── TEXT SEGMENT

Together, telecommunications and personal computers liberated the use of IT in organizations. Without efficient and low-cost data communications, decentralized departmental computers could not share information among themselves. To share information across business units and functions, computers had to be centralized. The growing availability of telecommunications led to what is termed "distributed" systems, a combination of workstations linked to midsized departmental computers or central mainframes or both. Computers could now be located anywhere and linked among companies as well as departments.
The combination of frustration with the rigidities of traditional centralized MIS, the ready availability of personal computers and packaged software, and local and wide area telecommunications that enabled them to connect with one another and with larger computers, shifted the focus of IT from automation to innovation. This search for innovation has been explicit and encompasses all areas of IT. The role of MIS shifted to trying to position IT as a new source of competitive opportunity and advantage, in part by supporting the now-institutionalized, distributed, and effectively autonomous users of personal computers.

────
── MATERIAL PROVIDED

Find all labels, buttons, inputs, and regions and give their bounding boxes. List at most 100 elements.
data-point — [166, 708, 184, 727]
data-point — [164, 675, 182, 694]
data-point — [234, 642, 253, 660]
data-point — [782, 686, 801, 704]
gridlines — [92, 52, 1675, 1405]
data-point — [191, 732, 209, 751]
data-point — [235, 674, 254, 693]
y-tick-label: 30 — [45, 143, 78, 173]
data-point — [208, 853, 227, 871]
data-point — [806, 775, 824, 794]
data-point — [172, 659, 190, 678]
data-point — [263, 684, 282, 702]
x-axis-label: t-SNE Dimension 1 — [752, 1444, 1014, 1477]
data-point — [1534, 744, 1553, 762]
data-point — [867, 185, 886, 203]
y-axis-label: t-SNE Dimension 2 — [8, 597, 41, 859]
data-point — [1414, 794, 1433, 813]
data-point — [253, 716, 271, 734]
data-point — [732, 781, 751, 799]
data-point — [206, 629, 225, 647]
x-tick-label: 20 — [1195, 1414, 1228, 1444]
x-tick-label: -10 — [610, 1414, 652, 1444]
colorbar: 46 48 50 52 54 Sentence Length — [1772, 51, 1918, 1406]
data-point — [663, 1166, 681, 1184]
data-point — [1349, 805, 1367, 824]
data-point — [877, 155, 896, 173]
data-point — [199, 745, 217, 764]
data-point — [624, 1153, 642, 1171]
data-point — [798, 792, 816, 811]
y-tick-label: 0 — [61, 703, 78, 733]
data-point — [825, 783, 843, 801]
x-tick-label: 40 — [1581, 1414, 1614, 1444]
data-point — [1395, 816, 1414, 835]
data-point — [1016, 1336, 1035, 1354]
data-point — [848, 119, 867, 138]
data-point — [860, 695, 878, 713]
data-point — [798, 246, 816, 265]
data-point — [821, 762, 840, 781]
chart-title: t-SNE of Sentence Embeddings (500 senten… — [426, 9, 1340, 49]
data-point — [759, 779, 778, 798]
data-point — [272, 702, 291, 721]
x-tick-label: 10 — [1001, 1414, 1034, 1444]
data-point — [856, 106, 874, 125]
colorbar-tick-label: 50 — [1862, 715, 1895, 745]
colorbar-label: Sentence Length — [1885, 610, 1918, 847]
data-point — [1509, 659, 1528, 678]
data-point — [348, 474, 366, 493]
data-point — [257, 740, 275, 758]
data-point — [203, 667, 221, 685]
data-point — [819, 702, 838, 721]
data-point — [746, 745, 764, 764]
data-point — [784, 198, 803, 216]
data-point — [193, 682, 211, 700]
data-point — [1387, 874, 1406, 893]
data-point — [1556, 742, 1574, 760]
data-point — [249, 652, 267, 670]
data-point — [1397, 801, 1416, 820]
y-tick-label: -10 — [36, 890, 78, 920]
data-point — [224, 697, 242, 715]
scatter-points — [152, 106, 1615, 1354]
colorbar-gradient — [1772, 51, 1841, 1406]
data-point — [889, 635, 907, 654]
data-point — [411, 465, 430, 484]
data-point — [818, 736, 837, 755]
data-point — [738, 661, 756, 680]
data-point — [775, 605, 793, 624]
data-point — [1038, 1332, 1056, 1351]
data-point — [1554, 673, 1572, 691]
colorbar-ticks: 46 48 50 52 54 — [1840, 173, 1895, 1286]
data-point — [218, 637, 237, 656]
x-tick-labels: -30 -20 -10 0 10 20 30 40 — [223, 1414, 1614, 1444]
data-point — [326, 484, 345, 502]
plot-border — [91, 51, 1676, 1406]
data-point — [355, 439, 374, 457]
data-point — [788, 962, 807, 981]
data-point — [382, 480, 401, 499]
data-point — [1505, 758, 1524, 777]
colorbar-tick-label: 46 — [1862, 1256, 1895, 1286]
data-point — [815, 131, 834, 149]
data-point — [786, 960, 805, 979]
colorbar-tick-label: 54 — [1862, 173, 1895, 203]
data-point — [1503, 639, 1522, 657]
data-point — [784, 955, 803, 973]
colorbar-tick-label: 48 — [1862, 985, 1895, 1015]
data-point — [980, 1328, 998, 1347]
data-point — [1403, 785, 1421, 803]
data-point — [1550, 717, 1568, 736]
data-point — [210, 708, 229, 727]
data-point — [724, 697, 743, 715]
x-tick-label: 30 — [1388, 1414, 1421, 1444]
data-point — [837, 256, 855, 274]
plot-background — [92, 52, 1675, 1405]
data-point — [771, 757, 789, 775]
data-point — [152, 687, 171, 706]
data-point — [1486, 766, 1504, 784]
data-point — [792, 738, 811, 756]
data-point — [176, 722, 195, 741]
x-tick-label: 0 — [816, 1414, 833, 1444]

────

**SET EXERCISE A**
Reproduce the part of the text on distributed systems that opens with the words containing "The combination of" and closes with "of personal computers.".
**SET EXERCISE B**
Answer these questions from the text on distributed systems:
(i) Before telecommunications, what had to happen to computers for them to share information across business units and functions?
(ii) What term is used for a combination of workstations linked to midsized departmental computers or central mainframes or both?
(iii) The focus of IT shifted from what to what?

**TASK SOLUTION A**
The combination of frustration with the rigidities of traditional centralized MIS, the ready availability of personal computers and packaged software, and local and wide area telecommunications that enabled them to connect with one another and with larger computers, shifted the focus of IT from automation to innovation. This search for innovation has been explicit and encompasses all areas of IT. The role of MIS shifted to trying to position IT as a new source of competitive opportunity and advantage, in part by supporting the now-institutionalized, distributed, and effectively autonomous users of personal computers.

**TASK SOLUTION B**
(i) They had to be centralized.
(ii) "Distributed" systems.
(iii) From automation to innovation.